> _EXERCISES_
(a) According to the metfendrazine entry, what was metfendrazine investigated as?
(b) Summarize the metfendrazine entry in two sentences.

Metfendrazine

Clinical data
- Other names: Methphendrazine; HM-11; MO-482; N-Aminomethamphetamine; Methamphetamine hydrazide; N-Amino-N-methylamphetamine
- Routes of administration: Oral
- ATC code: none;

Legal status
- Legal status: In general: uncontrolled;

Identifiers
- IUPAC name 1-methyl-1-(1-methyl-2-phenyl-ethyl)hydrazine;
- CAS Number: 3734-26-7;
- PubChem CID: 19516;
- ChemSpider: 18390;
- UNII: A52QTC656T;
- CompTox Dashboard (EPA): DTXSID701257364 ;

Chemical and physical data
- Formula: C_{10}H_{16}N_{2}
- Molar mass: 164.252 g·mol^{−1}

= Metfendrazine =

Chemical compound

Metfendrazine (developmental code names HM-11, MO-482), also known as methphendrazine, is an irreversible and nonselective monoamine oxidase inhibitor (MAOI) of the hydrazine family. It was investigated as an antidepressant, but was never marketed.

==Chemistry==
Metfendrazine, also known as methamphetamine hydrazide, is a phenethylamine, amphetamine, and hydrazine derivative.

It is an analogue and derivative of phenelzine (phenethylamine hydrazide) and pheniprazine (amphetamine hydrazide), as well as of phenethylamine, amphetamine, and methamphetamine.

> _RECORDED DATA_
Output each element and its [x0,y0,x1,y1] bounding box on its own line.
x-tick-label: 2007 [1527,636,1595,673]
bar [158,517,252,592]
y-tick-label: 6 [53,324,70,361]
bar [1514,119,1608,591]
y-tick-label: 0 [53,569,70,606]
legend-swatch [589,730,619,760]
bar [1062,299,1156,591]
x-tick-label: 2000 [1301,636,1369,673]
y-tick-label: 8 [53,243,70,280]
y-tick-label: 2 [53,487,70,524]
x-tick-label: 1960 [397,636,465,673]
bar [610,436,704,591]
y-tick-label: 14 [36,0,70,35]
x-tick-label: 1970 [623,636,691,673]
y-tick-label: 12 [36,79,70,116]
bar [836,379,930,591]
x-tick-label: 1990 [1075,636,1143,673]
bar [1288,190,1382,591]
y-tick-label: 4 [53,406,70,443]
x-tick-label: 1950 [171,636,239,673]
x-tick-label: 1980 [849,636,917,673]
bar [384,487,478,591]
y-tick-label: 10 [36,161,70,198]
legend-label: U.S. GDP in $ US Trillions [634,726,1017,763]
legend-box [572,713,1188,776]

> _TASK RESPONSES_
(a) An antidepressant, though it was never marketed.

(b) Metfendrazine, also called methphendrazine, is an irreversible and nonselective monoamine oxidase inhibitor of the hydrazine family that was investigated as an antidepressant but never marketed. Chemically, it is a phenethylamine, amphetamine, and hydrazine derivative, and an analogue of phenelzine, pheniprazine, phenethylamine, amphetamine, and methamphetamine.